* _Data for the task_
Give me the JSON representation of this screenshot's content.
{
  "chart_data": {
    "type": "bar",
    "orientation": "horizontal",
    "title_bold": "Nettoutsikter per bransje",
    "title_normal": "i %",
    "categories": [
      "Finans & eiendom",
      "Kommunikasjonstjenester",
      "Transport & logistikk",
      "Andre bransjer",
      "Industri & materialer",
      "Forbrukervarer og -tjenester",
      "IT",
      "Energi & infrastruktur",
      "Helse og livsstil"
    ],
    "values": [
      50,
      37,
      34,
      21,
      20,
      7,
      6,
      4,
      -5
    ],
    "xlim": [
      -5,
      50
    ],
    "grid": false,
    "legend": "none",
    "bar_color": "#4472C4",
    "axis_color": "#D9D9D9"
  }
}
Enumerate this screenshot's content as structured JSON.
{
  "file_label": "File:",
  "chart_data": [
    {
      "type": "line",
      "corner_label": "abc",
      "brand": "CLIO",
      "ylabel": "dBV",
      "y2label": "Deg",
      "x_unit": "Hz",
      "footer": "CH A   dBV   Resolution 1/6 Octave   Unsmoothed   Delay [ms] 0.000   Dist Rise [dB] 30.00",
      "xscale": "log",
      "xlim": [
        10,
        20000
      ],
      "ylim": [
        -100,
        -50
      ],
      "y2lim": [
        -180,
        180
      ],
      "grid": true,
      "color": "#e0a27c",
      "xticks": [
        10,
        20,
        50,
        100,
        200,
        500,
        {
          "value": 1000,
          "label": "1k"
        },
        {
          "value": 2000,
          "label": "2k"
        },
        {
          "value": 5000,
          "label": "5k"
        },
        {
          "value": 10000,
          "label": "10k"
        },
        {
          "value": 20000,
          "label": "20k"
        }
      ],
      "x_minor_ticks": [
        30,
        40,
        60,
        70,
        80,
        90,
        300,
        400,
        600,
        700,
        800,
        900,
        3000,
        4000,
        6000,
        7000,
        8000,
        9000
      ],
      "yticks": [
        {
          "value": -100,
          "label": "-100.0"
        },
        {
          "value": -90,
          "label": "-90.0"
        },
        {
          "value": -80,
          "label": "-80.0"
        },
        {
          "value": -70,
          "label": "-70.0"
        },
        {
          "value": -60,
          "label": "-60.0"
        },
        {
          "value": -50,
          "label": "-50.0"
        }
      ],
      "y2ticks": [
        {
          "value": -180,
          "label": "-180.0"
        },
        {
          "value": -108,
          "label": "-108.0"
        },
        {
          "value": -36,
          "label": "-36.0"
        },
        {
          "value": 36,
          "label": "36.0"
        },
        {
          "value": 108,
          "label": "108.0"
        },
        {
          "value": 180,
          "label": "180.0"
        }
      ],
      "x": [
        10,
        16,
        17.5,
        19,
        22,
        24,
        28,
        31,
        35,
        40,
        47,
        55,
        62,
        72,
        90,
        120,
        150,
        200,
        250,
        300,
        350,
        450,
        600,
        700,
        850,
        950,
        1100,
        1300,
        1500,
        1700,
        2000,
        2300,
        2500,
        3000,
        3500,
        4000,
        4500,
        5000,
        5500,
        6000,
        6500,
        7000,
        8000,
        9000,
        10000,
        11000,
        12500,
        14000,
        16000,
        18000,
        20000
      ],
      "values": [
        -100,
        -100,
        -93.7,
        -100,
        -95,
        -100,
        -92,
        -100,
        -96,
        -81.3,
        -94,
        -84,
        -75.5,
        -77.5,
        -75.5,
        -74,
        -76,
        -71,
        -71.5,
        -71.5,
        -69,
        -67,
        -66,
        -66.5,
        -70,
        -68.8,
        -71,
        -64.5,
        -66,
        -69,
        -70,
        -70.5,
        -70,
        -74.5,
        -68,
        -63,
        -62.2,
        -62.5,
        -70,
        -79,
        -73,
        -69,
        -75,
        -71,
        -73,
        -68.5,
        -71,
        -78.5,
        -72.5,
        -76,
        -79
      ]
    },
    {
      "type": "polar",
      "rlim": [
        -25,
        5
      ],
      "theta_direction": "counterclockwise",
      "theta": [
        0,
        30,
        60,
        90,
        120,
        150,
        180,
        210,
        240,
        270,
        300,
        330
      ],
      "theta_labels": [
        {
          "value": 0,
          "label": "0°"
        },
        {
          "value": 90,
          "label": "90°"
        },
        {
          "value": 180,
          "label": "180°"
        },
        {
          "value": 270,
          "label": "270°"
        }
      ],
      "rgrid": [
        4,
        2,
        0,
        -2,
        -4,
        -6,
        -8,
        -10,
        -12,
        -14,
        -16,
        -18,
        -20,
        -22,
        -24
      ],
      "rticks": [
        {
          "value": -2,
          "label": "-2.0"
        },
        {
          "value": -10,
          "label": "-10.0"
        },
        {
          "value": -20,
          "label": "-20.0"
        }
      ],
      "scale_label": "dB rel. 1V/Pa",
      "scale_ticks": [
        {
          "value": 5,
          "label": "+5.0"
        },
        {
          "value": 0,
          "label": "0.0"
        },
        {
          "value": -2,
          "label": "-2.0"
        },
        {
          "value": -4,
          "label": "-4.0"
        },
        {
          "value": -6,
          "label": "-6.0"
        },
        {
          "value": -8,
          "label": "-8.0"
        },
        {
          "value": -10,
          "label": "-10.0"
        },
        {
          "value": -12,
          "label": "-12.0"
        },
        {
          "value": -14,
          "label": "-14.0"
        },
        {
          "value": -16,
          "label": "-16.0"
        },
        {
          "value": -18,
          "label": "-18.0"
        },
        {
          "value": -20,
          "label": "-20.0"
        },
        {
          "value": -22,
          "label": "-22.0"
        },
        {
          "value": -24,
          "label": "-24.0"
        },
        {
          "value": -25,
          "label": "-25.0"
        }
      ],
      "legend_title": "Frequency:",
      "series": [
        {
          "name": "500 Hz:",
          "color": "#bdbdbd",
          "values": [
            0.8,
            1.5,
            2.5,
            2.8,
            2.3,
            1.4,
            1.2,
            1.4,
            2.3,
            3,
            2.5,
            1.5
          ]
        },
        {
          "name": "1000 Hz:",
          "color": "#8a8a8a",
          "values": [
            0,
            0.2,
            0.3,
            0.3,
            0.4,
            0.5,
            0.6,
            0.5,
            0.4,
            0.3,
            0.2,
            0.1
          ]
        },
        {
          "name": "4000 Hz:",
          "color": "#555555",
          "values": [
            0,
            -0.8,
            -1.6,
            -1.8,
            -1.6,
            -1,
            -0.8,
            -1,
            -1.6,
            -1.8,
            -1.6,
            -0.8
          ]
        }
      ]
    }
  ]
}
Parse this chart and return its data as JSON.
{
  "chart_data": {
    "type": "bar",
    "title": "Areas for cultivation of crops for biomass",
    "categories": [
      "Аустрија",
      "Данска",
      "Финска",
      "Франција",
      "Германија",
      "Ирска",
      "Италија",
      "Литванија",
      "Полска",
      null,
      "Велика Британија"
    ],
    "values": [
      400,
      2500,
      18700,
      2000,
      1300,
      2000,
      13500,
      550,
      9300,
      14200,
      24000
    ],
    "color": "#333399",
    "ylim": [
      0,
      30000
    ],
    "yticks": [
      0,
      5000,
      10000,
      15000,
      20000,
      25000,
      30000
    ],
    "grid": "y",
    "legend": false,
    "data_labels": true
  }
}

* _Given instruction_
Return the line that contains "Parse this chart and return its data as JSON." along with every line after it through the end of the entries, exactly, adding nothing.

* _Task response_
Parse this chart and return its data as JSON.
{
  "chart_data": {
    "type": "bar",
    "title": "Areas for cultivation of crops for biomass",
    "categories": [
      "Аустрија",
      "Данска",
      "Финска",
      "Франција",
      "Германија",
      "Ирска",
      "Италија",
      "Литванија",
      "Полска",
      null,
      "Велика Британија"
    ],
    "values": [
      400,
      2500,
      18700,
      2000,
      1300,
      2000,
      13500,
      550,
      9300,
      14200,
      24000
    ],
    "color": "#333399",
    "ylim": [
      0,
      30000
    ],
    "yticks": [
      0,
      5000,
      10000,
      15000,
      20000,
      25000,
      30000
    ],
    "grid": "y",
    "legend": false,
    "data_labels": true
  }
}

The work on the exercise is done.